### Set task
Gather all lines with the word "Connelly" in them.

### Extracted records
-*-
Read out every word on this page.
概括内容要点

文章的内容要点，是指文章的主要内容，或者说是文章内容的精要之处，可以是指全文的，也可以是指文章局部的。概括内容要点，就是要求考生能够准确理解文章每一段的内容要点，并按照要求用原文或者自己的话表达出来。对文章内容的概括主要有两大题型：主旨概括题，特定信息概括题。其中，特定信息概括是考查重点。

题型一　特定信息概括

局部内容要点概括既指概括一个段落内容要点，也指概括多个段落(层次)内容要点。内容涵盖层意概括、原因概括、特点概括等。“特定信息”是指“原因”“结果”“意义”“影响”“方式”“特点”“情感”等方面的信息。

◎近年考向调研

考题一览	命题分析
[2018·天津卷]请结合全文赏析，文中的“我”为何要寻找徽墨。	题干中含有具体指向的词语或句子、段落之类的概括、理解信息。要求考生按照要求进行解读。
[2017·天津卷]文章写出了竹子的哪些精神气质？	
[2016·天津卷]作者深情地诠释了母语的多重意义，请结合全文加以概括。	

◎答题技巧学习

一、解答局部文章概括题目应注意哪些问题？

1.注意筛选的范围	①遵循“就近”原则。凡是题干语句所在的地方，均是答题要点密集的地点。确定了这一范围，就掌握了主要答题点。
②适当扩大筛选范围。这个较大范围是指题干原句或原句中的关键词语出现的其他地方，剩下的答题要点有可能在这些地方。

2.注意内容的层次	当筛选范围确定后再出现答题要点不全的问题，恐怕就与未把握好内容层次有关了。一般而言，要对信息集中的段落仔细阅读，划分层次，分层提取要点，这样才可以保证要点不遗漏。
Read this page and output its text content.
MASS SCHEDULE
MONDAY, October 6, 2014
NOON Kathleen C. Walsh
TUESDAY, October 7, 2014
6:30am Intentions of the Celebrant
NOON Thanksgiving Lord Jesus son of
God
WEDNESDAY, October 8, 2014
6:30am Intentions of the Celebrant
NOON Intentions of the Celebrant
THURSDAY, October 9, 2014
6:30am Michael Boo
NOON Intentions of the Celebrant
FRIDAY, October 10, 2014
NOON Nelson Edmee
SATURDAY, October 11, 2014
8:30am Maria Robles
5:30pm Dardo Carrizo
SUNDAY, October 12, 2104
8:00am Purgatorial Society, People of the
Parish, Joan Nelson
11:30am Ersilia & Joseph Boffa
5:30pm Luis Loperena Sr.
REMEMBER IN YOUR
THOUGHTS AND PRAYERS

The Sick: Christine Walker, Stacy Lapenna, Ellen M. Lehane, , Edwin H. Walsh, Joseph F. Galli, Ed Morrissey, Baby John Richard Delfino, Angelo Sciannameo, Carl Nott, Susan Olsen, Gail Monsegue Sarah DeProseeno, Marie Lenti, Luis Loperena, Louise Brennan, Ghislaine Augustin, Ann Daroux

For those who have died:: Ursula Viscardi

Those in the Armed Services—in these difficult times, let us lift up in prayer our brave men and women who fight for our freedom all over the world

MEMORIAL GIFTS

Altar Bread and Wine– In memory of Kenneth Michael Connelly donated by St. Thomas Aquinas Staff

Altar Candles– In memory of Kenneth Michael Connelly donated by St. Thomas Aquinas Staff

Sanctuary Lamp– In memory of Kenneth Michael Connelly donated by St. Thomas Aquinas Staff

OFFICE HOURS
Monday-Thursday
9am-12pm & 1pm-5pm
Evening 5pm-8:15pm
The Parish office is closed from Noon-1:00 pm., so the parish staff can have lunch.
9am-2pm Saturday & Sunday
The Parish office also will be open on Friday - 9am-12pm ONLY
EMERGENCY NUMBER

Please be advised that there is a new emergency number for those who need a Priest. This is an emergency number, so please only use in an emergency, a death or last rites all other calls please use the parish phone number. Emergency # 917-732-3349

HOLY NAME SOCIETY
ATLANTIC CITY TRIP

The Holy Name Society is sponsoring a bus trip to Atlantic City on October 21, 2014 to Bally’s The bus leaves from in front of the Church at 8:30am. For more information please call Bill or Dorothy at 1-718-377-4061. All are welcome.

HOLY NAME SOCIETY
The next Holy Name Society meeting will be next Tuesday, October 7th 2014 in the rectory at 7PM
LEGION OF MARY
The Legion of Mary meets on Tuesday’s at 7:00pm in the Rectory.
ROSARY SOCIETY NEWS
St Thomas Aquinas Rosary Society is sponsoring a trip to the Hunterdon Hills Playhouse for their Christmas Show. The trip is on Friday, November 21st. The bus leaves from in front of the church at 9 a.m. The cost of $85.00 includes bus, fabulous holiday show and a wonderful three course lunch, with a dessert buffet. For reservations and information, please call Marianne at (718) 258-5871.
-*-
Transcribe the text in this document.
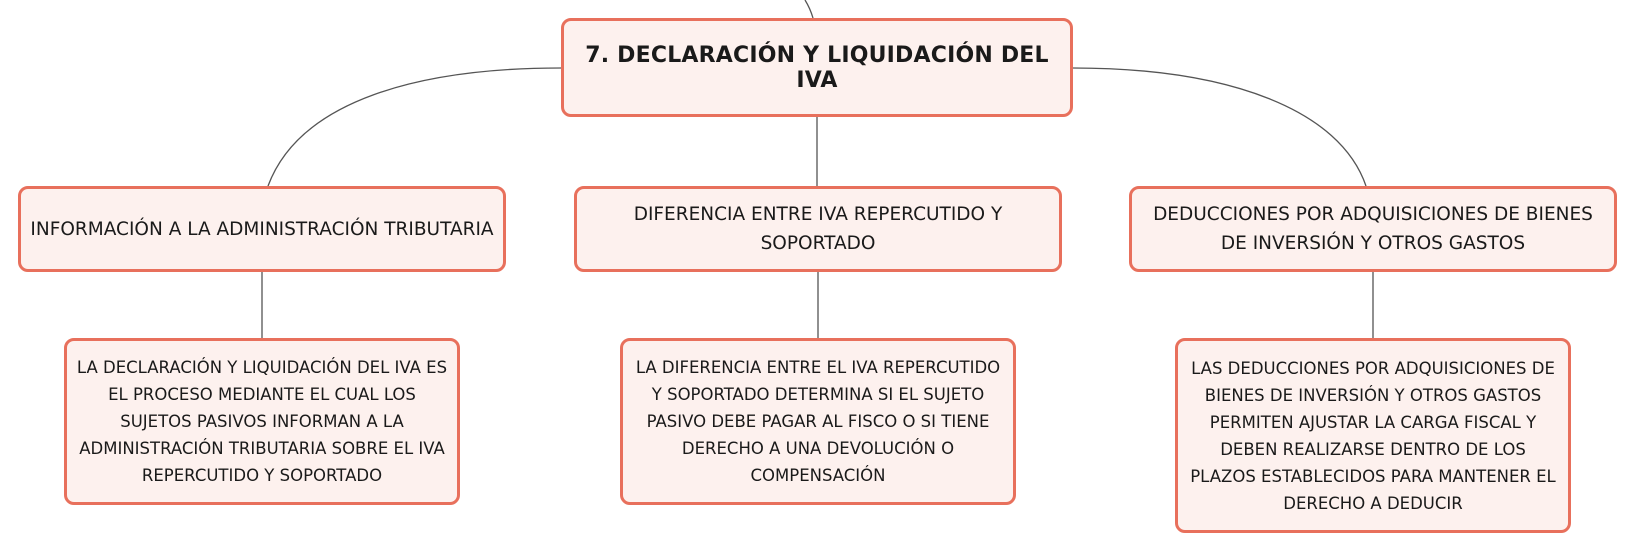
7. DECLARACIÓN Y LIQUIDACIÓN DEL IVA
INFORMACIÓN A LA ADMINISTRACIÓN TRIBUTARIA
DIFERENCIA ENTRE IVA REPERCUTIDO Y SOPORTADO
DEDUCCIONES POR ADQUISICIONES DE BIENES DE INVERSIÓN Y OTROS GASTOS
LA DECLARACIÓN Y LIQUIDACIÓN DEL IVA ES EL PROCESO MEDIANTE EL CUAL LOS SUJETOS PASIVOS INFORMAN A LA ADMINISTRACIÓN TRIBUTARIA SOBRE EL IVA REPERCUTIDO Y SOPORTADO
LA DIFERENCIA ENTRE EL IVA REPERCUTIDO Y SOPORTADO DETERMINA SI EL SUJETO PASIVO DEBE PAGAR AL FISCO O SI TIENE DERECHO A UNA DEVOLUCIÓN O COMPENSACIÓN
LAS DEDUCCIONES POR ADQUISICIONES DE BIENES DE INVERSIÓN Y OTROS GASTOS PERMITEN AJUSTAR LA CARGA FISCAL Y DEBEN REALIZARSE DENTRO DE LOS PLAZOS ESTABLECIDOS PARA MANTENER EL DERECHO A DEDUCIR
-*-
### Solution to this exercise
Altar Bread and Wine– In memory of Kenneth Michael Connelly donated by St. Thomas Aquinas Staff
Altar Candles– In memory of Kenneth Michael Connelly donated by St. Thomas Aquinas Staff
Sanctuary Lamp– In memory of Kenneth Michael Connelly donated by St. Thomas Aquinas Staff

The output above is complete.